======== INFORMATION GIVEN

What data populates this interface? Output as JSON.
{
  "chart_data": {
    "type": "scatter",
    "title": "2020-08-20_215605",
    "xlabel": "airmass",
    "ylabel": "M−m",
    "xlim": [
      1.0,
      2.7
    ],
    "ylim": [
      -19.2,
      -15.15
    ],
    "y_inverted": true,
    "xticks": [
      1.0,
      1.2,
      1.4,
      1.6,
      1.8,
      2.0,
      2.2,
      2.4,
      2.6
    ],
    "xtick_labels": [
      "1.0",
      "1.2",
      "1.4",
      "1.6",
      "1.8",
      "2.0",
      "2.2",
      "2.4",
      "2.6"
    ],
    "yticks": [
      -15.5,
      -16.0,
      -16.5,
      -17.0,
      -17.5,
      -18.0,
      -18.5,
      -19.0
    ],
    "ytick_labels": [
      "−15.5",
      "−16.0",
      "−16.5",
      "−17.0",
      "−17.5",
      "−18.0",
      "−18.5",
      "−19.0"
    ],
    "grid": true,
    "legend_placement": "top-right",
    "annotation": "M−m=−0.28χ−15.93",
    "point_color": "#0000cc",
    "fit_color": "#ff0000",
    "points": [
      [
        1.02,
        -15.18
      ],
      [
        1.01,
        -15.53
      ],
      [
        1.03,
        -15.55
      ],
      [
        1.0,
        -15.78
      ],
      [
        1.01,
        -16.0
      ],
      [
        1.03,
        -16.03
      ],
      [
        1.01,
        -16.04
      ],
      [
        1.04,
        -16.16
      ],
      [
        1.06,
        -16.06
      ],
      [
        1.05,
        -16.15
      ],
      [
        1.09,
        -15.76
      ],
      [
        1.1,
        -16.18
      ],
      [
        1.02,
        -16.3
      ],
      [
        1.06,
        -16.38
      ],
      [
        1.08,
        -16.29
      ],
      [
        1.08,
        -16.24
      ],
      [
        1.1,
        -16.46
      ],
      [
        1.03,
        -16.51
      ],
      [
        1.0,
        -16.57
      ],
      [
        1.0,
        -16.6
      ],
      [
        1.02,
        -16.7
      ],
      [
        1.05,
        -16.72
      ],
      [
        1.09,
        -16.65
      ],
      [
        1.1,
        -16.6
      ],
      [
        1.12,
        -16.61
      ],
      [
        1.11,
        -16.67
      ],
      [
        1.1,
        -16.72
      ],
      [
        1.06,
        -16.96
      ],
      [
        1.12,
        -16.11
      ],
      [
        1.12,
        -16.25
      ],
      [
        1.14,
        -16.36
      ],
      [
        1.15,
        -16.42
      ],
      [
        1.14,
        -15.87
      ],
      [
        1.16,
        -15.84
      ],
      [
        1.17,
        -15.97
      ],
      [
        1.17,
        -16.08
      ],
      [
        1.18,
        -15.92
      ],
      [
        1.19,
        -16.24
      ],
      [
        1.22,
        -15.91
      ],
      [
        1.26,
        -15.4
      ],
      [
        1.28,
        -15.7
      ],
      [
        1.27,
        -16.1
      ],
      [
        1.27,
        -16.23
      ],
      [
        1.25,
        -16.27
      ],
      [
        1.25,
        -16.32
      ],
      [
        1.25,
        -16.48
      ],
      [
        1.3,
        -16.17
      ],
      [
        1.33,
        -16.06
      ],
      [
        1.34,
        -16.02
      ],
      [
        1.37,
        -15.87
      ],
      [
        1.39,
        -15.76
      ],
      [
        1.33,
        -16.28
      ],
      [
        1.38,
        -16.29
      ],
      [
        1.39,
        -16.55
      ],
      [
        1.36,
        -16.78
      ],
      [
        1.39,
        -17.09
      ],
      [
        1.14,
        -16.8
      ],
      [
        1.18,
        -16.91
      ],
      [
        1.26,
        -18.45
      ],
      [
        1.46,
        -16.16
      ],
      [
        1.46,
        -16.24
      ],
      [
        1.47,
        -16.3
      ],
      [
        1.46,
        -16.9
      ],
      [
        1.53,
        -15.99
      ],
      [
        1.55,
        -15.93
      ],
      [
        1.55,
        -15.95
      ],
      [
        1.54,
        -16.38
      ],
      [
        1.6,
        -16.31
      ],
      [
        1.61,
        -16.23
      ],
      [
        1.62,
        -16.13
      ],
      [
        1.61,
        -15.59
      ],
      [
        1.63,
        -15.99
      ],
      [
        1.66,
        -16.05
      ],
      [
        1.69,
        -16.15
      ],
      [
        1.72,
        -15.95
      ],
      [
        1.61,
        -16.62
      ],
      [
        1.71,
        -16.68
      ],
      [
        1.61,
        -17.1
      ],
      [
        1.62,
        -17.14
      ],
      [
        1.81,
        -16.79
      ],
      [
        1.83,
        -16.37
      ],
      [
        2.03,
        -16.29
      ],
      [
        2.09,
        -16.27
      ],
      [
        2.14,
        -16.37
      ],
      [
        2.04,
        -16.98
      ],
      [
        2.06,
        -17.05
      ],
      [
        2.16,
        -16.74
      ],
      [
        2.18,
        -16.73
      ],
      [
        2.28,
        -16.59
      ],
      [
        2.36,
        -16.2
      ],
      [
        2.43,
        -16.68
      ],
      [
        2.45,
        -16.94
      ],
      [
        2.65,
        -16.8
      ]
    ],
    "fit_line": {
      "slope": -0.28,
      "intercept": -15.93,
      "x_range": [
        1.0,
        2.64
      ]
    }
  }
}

================
======== INFORMATION GIVEN

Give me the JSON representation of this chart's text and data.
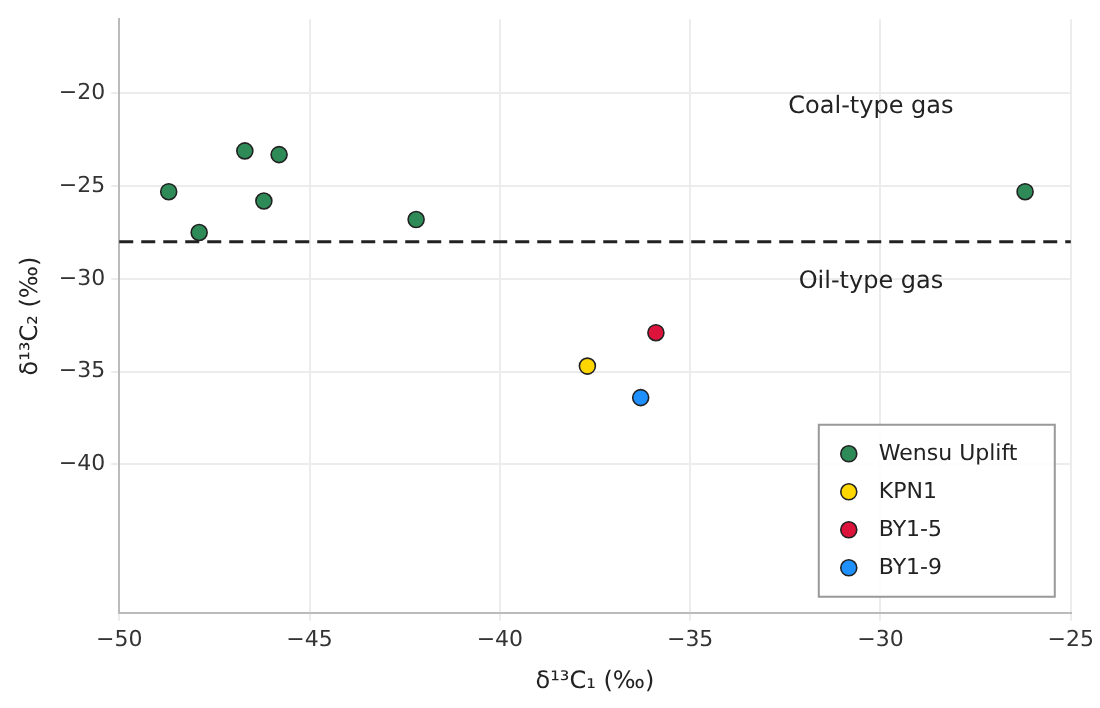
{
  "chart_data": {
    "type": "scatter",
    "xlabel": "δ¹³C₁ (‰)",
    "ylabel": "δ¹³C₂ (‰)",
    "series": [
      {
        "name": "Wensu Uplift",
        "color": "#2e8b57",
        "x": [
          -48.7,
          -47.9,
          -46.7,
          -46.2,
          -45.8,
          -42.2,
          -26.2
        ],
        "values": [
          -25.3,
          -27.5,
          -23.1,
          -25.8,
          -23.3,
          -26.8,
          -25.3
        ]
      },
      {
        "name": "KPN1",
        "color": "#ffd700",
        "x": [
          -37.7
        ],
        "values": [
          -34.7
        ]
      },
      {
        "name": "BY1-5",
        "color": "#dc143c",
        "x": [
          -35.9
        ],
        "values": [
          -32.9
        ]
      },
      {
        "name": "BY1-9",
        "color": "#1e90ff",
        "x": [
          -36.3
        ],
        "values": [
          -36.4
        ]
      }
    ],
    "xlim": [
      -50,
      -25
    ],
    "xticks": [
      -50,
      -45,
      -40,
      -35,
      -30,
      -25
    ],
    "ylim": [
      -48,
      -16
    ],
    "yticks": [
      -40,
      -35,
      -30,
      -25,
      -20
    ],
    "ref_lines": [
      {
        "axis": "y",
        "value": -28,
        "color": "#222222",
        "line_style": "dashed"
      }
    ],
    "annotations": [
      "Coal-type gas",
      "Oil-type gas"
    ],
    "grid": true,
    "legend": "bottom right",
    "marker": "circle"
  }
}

================

-- SHORT PROBLEM --
Pull out each line holding the string "type".

-- SOLUTION TO THE EXERCISE --
    "type": "scatter",
    "type": "scatter",
      "Coal-type gas",
      "Oil-type gas"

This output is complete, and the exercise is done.